▶ [Data section]
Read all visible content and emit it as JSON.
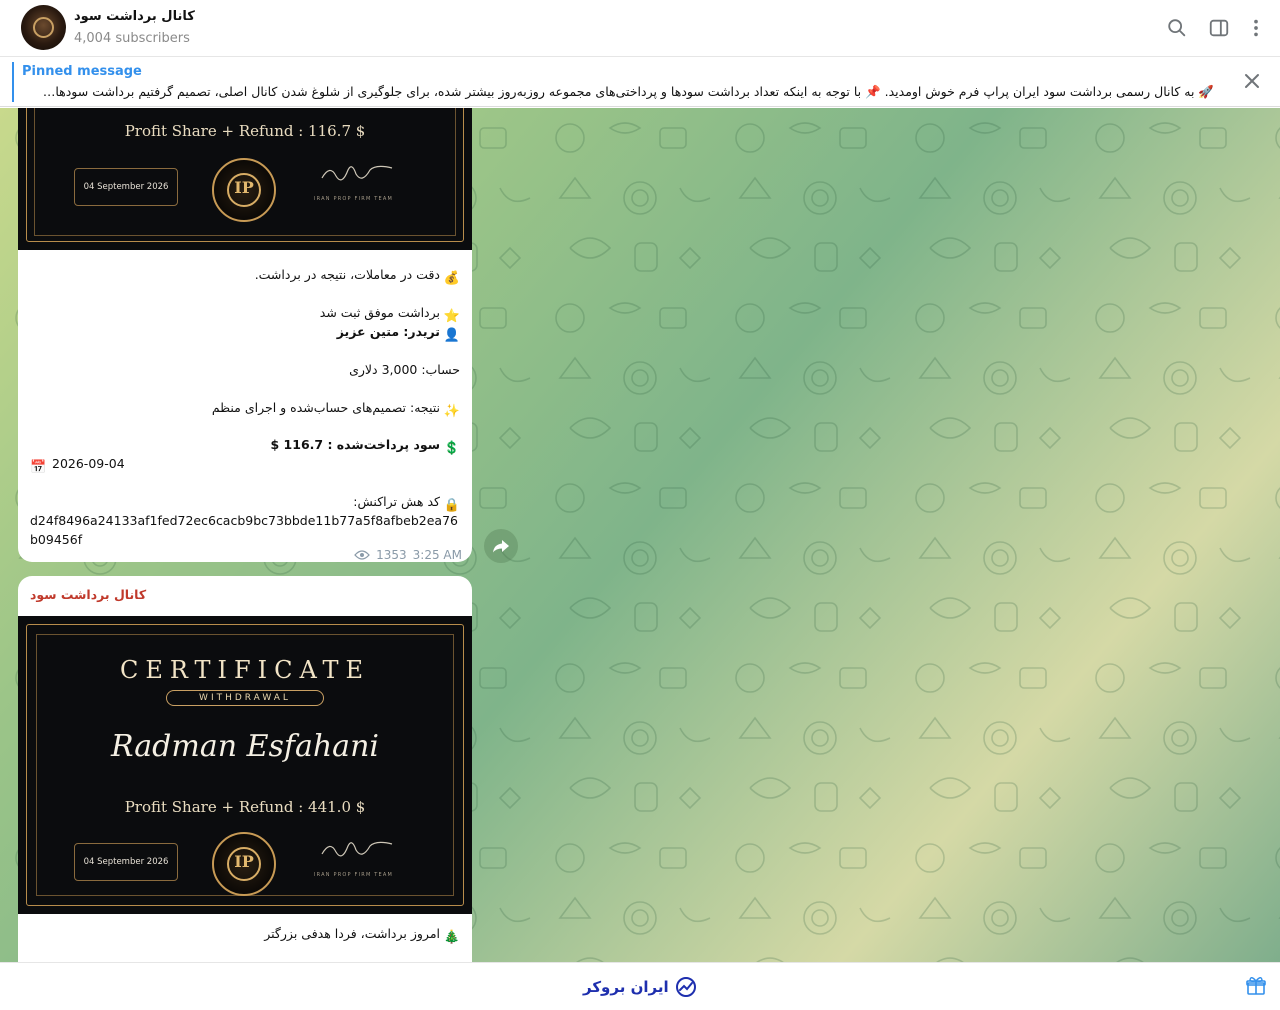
{
  "header": {
    "title": "کانال برداشت سود",
    "subscribers": "4,004 subscribers"
  },
  "pinned": {
    "label": "Pinned message",
    "text": "🚀 به کانال رسمی برداشت سود ایران پراپ فرم خوش اومدید. 📌 با توجه به اینکه تعداد برداشت سودها و پرداختی‌های مجموعه روزبه‌روز بیشتر شده، برای جلوگیری از شلوغ شدن کانال اصلی، تصمیم گرفتیم برداشت سودهای مج..."
  },
  "message1": {
    "certificate": {
      "profit_line": "Profit Share + Refund : 116.7 $",
      "date": "04 September 2026",
      "team": "IRAN PROP FIRM TEAM",
      "logo_letters": "IP"
    },
    "lines": {
      "l1": "دقت در معاملات، نتیجه در برداشت.",
      "l2": "برداشت موفق ثبت شد",
      "l3": "تریدر: متین عزیز",
      "l4": "حساب: 3,000 دلاری",
      "l5": "نتیجه: تصمیم‌های حساب‌شده و اجرای منظم",
      "l6": "سود پرداخت‌شده : 116.7 $",
      "l7_date": "2026-09-04",
      "l8": "کد هش تراکنش:",
      "hash": "d24f8496a24133af1fed72ec6cacb9bc73bbde11b77a5f8afbeb2ea76b09456f"
    },
    "emojis": {
      "e1": "💰",
      "e2": "⭐",
      "e3": "👤",
      "e5": "✨",
      "e6": "💲",
      "e7": "📅",
      "e8": "🔒"
    },
    "views": "1353",
    "time": "3:25 AM"
  },
  "message2": {
    "sender": "کانال برداشت سود",
    "certificate": {
      "title": "CERTIFICATE",
      "subtitle": "WITHDRAWAL",
      "name": "Radman Esfahani",
      "profit_line": "Profit Share + Refund : 441.0 $",
      "date": "04 September 2026",
      "team": "IRAN PROP FIRM TEAM",
      "logo_letters": "IP"
    },
    "lines": {
      "l1": "امروز برداشت، فردا هدفی بزرگتر"
    },
    "emojis": {
      "e1": "🎄",
      "e2": "⭐"
    }
  },
  "footer": {
    "brand": "ایران بروکر"
  },
  "colors": {
    "accent": "#3390ec",
    "sender": "#c0392b",
    "brand": "#1e2fae",
    "gold": "#c9a063"
  },
  "icons": {
    "search": "search-icon",
    "sidebar": "sidebar-toggle-icon",
    "more": "more-vertical-icon",
    "close": "close-icon",
    "forward": "forward-icon",
    "eye": "eye-icon",
    "gift": "gift-icon"
  }
}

▶ [Task goal]
Repeat the material verbatim. Do not carry over any picture.

▶ [Written response]
Read all visible content and emit it as JSON.
{
  "header": {
    "title": "کانال برداشت سود",
    "subscribers": "4,004 subscribers"
  },
  "pinned": {
    "label": "Pinned message",
    "text": "🚀 به کانال رسمی برداشت سود ایران پراپ فرم خوش اومدید. 📌 با توجه به اینکه تعداد برداشت سودها و پرداختی‌های مجموعه روزبه‌روز بیشتر شده، برای جلوگیری از شلوغ شدن کانال اصلی، تصمیم گرفتیم برداشت سودهای مج..."
  },
  "message1": {
    "certificate": {
      "profit_line": "Profit Share + Refund : 116.7 $",
      "date": "04 September 2026",
      "team": "IRAN PROP FIRM TEAM",
      "logo_letters": "IP"
    },
    "lines": {
      "l1": "دقت در معاملات، نتیجه در برداشت.",
      "l2": "برداشت موفق ثبت شد",
      "l3": "تریدر: متین عزیز",
      "l4": "حساب: 3,000 دلاری",
      "l5": "نتیجه: تصمیم‌های حساب‌شده و اجرای منظم",
      "l6": "سود پرداخت‌شده : 116.7 $",
      "l7_date": "2026-09-04",
      "l8": "کد هش تراکنش:",
      "hash": "d24f8496a24133af1fed72ec6cacb9bc73bbde11b77a5f8afbeb2ea76b09456f"
    },
    "emojis": {
      "e1": "💰",
      "e2": "⭐",
      "e3": "👤",
      "e5": "✨",
      "e6": "💲",
      "e7": "📅",
      "e8": "🔒"
    },
    "views": "1353",
    "time": "3:25 AM"
  },
  "message2": {
    "sender": "کانال برداشت سود",
    "certificate": {
      "title": "CERTIFICATE",
      "subtitle": "WITHDRAWAL",
      "name": "Radman Esfahani",
      "profit_line": "Profit Share + Refund : 441.0 $",
      "date": "04 September 2026",
      "team": "IRAN PROP FIRM TEAM",
      "logo_letters": "IP"
    },
    "lines": {
      "l1": "امروز برداشت، فردا هدفی بزرگتر"
    },
    "emojis": {
      "e1": "🎄",
      "e2": "⭐"
    }
  },
  "footer": {
    "brand": "ایران بروکر"
  },
  "colors": {
    "accent": "#3390ec",
    "sender": "#c0392b",
    "brand": "#1e2fae",
    "gold": "#c9a063"
  },
  "icons": {
    "search": "search-icon",
    "sidebar": "sidebar-toggle-icon",
    "more": "more-vertical-icon",
    "close": "close-icon",
    "forward": "forward-icon",
    "eye": "eye-icon",
    "gift": "gift-icon"
  }
}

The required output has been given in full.